[Stored entries]
══════════════════════════════

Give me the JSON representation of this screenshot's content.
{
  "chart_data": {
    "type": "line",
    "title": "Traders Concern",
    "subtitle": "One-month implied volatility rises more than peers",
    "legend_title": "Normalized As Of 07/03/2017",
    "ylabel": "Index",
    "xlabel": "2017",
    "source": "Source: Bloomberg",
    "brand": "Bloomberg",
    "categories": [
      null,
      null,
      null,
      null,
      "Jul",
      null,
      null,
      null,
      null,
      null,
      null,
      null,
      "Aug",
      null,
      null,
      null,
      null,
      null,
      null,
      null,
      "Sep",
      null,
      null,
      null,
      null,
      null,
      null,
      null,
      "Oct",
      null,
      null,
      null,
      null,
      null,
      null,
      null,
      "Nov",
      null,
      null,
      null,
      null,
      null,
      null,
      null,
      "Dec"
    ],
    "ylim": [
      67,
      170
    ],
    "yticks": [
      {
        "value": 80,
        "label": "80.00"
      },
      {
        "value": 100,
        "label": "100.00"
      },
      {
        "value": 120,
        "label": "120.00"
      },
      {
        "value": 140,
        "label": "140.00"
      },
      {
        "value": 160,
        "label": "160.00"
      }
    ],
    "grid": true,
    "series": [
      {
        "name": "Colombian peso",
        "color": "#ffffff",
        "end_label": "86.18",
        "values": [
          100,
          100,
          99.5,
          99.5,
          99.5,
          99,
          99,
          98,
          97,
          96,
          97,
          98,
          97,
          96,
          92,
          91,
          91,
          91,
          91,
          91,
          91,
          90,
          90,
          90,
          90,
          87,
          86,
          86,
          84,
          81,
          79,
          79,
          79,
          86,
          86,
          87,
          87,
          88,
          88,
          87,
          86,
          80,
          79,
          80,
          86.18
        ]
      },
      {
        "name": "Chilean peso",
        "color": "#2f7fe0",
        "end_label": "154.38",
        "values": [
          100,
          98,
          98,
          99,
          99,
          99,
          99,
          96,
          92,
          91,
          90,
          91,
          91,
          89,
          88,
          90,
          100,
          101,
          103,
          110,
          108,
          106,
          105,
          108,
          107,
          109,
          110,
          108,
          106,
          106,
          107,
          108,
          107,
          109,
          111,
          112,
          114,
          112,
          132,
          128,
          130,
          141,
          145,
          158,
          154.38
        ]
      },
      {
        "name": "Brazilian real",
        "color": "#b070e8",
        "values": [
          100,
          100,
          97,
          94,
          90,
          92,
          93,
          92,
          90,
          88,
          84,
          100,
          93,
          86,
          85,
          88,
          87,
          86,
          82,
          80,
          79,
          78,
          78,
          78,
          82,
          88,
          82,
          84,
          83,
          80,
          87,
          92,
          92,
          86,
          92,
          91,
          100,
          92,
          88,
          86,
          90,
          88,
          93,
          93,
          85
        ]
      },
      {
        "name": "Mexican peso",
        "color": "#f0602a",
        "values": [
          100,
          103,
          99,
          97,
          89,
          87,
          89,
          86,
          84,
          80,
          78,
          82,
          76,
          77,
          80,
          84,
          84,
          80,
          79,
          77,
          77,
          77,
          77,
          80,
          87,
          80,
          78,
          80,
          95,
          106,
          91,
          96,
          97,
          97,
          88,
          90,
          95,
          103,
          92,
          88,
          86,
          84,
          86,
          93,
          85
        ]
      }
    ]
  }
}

══════════════════════════════

Given instruction =
Return each line of the records above exactly as it reads.

Solution for this exercise =
Give me the JSON representation of this screenshot's content.
{
  "chart_data": {
    "type": "line",
    "title": "Traders Concern",
    "subtitle": "One-month implied volatility rises more than peers",
    "legend_title": "Normalized As Of 07/03/2017",
    "ylabel": "Index",
    "xlabel": "2017",
    "source": "Source: Bloomberg",
    "brand": "Bloomberg",
    "categories": [
      null,
      null,
      null,
      null,
      "Jul",
      null,
      null,
      null,
      null,
      null,
      null,
      null,
      "Aug",
      null,
      null,
      null,
      null,
      null,
      null,
      null,
      "Sep",
      null,
      null,
      null,
      null,
      null,
      null,
      null,
      "Oct",
      null,
      null,
      null,
      null,
      null,
      null,
      null,
      "Nov",
      null,
      null,
      null,
      null,
      null,
      null,
      null,
      "Dec"
    ],
    "ylim": [
      67,
      170
    ],
    "yticks": [
      {
        "value": 80,
        "label": "80.00"
      },
      {
        "value": 100,
        "label": "100.00"
      },
      {
        "value": 120,
        "label": "120.00"
      },
      {
        "value": 140,
        "label": "140.00"
      },
      {
        "value": 160,
        "label": "160.00"
      }
    ],
    "grid": true,
    "series": [
      {
        "name": "Colombian peso",
        "color": "#ffffff",
        "end_label": "86.18",
        "values": [
          100,
          100,
          99.5,
          99.5,
          99.5,
          99,
          99,
          98,
          97,
          96,
          97,
          98,
          97,
          96,
          92,
          91,
          91,
          91,
          91,
          91,
          91,
          90,
          90,
          90,
          90,
          87,
          86,
          86,
          84,
          81,
          79,
          79,
          79,
          86,
          86,
          87,
          87,
          88,
          88,
          87,
          86,
          80,
          79,
          80,
          86.18
        ]
      },
      {
        "name": "Chilean peso",
        "color": "#2f7fe0",
        "end_label": "154.38",
        "values": [
          100,
          98,
          98,
          99,
          99,
          99,
          99,
          96,
          92,
          91,
          90,
          91,
          91,
          89,
          88,
          90,
          100,
          101,
          103,
          110,
          108,
          106,
          105,
          108,
          107,
          109,
          110,
          108,
          106,
          106,
          107,
          108,
          107,
          109,
          111,
          112,
          114,
          112,
          132,
          128,
          130,
          141,
          145,
          158,
          154.38
        ]
      },
      {
        "name": "Brazilian real",
        "color": "#b070e8",
        "values": [
          100,
          100,
          97,
          94,
          90,
          92,
          93,
          92,
          90,
          88,
          84,
          100,
          93,
          86,
          85,
          88,
          87,
          86,
          82,
          80,
          79,
          78,
          78,
          78,
          82,
          88,
          82,
          84,
          83,
          80,
          87,
          92,
          92,
          86,
          92,
          91,
          100,
          92,
          88,
          86,
          90,
          88,
          93,
          93,
          85
        ]
      },
      {
        "name": "Mexican peso",
        "color": "#f0602a",
        "values": [
          100,
          103,
          99,
          97,
          89,
          87,
          89,
          86,
          84,
          80,
          78,
          82,
          76,
          77,
          80,
          84,
          84,
          80,
          79,
          77,
          77,
          77,
          77,
          80,
          87,
          80,
          78,
          80,
          95,
          106,
          91,
          96,
          97,
          97,
          88,
          90,
          95,
          103,
          92,
          88,
          86,
          84,
          86,
          93,
          85
        ]
      }
    ]
  }
}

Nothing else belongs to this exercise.